▶ [Entries from a dataset]:
___
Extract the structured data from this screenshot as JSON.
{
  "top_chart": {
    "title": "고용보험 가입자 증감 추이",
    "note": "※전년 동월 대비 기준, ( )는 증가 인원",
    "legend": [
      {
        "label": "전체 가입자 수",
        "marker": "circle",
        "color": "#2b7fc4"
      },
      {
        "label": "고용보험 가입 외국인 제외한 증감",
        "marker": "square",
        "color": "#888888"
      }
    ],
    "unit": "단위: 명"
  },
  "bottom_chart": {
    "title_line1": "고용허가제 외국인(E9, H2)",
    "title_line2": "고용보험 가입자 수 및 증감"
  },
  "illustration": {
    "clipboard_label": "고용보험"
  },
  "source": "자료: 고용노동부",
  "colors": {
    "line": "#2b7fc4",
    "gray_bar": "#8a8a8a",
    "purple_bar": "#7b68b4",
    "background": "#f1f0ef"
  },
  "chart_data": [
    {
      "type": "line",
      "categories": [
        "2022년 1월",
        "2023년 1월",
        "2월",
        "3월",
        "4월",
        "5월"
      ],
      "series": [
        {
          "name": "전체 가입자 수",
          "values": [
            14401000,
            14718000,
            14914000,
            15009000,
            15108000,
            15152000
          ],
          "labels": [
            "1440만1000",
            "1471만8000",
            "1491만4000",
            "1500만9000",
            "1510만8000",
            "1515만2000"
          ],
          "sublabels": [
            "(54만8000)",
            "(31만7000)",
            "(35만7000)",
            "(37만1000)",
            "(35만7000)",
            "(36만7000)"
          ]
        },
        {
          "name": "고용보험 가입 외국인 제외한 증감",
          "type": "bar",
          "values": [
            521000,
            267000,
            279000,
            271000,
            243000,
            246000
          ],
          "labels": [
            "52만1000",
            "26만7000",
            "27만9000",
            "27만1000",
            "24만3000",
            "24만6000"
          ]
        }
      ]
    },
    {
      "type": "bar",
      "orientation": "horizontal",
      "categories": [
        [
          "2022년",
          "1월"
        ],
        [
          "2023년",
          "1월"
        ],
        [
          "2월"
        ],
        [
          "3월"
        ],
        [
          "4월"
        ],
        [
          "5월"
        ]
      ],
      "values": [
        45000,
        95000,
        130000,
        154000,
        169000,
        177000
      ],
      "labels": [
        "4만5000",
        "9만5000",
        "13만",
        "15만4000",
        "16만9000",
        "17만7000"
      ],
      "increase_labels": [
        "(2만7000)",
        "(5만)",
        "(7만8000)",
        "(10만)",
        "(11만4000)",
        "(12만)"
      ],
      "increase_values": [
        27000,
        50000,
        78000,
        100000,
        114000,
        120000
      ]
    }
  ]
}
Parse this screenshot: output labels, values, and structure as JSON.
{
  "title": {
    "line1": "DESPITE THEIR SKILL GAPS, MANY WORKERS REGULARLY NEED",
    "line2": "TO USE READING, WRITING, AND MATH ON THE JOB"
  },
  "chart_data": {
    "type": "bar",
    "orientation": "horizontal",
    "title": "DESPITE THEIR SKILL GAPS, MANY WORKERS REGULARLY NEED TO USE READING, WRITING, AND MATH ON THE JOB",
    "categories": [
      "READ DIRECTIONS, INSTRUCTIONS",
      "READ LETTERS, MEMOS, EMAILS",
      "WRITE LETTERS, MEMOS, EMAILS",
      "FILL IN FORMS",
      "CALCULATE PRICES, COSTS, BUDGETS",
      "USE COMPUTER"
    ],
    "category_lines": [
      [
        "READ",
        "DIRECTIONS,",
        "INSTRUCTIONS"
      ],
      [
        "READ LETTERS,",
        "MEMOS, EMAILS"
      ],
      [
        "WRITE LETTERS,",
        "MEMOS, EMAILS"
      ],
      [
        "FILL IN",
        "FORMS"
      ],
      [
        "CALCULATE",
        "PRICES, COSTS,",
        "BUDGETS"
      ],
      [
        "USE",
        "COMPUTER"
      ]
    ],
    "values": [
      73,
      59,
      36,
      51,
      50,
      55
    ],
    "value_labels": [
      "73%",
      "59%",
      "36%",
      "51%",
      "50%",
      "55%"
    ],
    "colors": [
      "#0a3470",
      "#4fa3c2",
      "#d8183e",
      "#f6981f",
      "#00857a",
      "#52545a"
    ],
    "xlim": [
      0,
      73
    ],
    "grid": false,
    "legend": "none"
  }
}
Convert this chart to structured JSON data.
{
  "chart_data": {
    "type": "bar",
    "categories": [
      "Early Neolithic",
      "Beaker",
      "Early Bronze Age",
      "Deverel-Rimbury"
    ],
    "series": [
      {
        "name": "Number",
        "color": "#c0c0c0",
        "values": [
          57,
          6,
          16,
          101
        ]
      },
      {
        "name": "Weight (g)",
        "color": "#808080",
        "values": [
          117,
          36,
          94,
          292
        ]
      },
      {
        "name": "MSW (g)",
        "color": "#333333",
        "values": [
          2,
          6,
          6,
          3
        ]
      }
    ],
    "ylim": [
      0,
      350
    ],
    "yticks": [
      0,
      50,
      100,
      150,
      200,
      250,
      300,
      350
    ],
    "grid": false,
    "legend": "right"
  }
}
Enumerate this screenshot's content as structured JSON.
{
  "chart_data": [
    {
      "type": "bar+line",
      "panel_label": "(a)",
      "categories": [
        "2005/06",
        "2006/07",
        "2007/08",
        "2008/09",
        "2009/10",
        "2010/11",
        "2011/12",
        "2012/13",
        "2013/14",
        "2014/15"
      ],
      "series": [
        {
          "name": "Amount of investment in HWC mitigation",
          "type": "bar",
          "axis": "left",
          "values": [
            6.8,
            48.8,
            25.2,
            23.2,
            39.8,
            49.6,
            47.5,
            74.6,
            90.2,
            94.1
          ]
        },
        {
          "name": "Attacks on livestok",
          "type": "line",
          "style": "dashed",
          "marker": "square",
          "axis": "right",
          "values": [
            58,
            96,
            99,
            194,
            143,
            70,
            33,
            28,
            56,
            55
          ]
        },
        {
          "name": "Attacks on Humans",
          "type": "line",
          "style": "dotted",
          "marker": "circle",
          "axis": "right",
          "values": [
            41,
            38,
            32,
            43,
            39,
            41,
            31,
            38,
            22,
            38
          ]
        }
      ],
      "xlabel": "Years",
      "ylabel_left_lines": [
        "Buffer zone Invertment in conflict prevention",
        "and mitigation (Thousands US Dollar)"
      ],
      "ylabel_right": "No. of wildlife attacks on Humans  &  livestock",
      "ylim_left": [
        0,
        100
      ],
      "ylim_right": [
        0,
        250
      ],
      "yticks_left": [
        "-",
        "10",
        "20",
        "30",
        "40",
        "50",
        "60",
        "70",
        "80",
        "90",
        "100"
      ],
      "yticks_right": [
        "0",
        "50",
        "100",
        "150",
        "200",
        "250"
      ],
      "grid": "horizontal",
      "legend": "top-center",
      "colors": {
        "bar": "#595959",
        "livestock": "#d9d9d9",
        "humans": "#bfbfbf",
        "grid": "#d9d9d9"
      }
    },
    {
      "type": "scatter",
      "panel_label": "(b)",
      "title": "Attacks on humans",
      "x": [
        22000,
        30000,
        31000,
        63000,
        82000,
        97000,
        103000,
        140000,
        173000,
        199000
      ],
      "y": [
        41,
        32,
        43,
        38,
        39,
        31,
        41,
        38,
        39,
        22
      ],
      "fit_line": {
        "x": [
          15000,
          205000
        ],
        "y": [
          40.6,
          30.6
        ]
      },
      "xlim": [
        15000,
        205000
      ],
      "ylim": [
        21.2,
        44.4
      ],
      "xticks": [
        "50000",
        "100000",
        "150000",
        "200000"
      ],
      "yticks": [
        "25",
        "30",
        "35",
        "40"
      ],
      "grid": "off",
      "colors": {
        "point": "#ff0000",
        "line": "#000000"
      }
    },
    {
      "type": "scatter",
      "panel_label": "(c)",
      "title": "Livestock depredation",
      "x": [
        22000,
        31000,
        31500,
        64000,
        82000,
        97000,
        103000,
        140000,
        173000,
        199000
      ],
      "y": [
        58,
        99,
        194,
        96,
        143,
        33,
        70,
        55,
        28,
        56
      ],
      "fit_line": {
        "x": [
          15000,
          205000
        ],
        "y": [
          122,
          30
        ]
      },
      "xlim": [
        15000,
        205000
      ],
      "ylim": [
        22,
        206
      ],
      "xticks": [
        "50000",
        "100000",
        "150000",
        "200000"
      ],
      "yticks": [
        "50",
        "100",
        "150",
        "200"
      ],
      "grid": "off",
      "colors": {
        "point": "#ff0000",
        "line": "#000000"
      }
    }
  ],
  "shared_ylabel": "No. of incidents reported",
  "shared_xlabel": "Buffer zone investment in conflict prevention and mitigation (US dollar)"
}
___
▶ [GIVEN PROBLEM]:
Reply with one number only, the count of lines above that hold the string "Buffer".

▶ [SOLUTION]:
2